── Extracted material ──

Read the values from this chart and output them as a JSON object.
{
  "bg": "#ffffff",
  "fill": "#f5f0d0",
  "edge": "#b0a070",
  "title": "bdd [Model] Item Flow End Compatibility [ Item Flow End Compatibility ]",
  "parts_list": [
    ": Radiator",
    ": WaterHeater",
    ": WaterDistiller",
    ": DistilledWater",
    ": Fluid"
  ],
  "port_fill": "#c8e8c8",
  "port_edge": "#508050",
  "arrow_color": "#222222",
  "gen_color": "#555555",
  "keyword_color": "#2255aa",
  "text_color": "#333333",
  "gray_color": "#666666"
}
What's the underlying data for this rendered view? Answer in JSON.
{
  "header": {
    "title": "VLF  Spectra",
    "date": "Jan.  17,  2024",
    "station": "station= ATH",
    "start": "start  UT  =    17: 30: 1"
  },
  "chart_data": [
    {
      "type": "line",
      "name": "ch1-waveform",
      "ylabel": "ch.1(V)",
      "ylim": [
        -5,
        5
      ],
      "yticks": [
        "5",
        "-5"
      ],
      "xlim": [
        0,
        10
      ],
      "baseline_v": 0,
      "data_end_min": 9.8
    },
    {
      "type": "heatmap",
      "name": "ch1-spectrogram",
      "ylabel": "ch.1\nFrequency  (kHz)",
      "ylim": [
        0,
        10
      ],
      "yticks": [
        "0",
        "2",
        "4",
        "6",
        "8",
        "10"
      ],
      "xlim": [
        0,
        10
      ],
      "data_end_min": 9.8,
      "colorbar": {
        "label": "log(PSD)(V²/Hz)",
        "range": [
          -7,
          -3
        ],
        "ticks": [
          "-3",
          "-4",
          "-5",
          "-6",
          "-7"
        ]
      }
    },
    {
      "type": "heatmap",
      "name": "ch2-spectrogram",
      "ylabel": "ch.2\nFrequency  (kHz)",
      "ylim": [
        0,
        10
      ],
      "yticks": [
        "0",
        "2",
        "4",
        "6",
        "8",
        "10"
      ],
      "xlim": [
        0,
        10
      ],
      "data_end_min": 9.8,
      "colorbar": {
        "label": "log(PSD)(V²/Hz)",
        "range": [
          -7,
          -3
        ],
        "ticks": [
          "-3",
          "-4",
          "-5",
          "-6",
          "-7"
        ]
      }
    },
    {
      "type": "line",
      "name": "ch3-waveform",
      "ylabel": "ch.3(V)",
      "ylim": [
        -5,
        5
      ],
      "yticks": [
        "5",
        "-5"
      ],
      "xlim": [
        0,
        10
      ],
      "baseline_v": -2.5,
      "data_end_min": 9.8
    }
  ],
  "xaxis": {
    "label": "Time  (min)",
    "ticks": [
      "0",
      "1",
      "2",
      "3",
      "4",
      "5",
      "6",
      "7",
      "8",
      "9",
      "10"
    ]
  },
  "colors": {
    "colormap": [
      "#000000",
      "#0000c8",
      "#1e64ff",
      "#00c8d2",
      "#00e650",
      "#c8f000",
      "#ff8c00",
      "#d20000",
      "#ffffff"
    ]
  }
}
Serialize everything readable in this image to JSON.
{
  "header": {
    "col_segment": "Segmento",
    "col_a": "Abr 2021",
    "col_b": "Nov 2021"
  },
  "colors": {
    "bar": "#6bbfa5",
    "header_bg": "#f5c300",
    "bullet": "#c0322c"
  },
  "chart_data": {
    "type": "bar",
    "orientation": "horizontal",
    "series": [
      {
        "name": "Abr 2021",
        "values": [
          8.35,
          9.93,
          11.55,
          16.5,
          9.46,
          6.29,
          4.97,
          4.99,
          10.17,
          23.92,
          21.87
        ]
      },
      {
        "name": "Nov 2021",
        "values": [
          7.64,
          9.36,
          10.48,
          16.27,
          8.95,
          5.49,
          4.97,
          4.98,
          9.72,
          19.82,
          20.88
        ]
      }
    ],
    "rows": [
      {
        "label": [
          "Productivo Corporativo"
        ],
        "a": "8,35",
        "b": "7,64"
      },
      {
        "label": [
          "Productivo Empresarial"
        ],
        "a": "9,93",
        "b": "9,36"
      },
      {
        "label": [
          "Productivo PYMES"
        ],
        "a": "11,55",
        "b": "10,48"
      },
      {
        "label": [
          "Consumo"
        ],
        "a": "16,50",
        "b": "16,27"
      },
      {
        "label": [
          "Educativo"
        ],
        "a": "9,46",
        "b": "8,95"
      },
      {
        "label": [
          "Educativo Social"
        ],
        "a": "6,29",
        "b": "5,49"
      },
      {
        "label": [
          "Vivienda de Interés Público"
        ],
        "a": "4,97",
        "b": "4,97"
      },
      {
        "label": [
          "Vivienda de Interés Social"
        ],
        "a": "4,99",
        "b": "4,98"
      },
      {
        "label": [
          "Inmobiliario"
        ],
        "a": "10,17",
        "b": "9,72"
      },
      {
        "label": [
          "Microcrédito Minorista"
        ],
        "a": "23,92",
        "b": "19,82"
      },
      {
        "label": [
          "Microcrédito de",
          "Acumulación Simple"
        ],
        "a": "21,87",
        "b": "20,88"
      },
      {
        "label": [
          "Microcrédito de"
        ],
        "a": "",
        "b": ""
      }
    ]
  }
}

───

_What needs to be done_
List every line above that holds the word "Productivo".

_Expected answer_
          "Productivo Corporativo"
          "Productivo Empresarial"
          "Productivo PYMES"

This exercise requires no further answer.